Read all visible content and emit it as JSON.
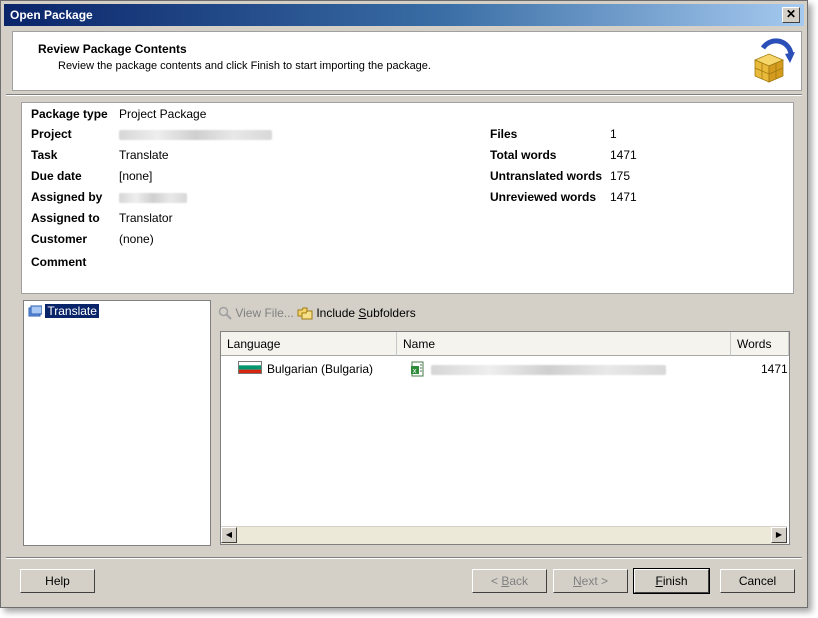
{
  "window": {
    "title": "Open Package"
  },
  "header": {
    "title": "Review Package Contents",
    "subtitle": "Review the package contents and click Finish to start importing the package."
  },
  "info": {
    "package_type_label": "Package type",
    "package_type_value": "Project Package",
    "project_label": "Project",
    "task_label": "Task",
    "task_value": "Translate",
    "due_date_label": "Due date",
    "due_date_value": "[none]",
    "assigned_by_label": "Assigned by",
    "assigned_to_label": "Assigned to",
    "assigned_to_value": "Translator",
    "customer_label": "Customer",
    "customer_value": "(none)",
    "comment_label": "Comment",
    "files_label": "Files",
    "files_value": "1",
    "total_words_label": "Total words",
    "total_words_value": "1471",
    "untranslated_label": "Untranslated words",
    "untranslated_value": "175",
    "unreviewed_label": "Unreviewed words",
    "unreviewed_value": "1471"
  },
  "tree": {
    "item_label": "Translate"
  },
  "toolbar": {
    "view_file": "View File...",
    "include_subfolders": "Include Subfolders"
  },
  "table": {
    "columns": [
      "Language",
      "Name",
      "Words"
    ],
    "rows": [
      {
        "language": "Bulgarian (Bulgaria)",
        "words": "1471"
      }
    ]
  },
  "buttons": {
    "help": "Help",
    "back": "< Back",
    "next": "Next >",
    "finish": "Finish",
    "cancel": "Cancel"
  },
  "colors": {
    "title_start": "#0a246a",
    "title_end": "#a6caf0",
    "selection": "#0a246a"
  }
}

--------

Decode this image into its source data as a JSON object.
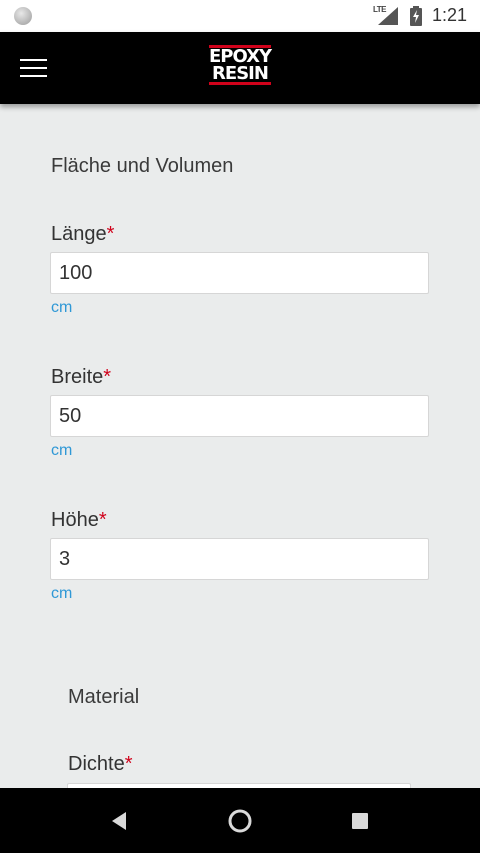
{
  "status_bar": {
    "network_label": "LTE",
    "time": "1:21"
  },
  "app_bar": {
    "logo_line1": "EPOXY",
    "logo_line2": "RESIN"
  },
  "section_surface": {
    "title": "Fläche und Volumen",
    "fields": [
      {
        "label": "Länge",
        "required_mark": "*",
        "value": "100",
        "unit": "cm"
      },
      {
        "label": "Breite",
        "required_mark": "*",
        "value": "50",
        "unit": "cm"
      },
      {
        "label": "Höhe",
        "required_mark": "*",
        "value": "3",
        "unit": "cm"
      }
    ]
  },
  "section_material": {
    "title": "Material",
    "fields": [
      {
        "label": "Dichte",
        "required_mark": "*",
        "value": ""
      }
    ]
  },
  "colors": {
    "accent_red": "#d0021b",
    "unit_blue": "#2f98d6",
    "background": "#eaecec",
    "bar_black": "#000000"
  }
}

--------

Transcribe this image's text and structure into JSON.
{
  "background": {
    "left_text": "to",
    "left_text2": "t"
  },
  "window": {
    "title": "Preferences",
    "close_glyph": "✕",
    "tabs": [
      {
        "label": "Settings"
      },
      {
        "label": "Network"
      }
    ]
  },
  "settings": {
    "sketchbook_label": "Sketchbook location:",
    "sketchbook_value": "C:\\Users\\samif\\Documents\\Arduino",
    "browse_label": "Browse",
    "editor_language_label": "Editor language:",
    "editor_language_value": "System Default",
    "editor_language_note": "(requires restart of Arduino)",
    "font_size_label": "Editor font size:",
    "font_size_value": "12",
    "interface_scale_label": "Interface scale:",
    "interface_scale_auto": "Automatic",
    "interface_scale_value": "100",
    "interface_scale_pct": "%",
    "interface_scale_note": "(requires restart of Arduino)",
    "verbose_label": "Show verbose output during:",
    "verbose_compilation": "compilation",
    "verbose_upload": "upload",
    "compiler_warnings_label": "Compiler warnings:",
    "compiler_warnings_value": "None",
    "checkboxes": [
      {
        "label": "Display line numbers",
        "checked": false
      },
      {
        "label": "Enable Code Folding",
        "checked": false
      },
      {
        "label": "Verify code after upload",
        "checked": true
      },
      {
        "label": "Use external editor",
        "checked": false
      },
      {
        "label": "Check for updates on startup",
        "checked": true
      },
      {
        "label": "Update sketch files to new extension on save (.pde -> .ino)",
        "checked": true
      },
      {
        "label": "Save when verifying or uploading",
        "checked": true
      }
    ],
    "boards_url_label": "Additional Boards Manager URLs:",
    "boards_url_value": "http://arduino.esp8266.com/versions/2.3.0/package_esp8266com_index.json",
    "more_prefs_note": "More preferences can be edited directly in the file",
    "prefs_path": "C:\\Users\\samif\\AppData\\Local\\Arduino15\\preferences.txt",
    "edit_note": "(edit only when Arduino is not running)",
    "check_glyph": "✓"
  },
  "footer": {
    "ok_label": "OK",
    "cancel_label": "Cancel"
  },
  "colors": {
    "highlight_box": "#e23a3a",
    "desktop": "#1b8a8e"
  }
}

--------

(PROBLEM DESCRIPTION): Tell how many lines in the records above contain "restart", giving the number and no other words.

(SOLUTION TO THIS TASK): 2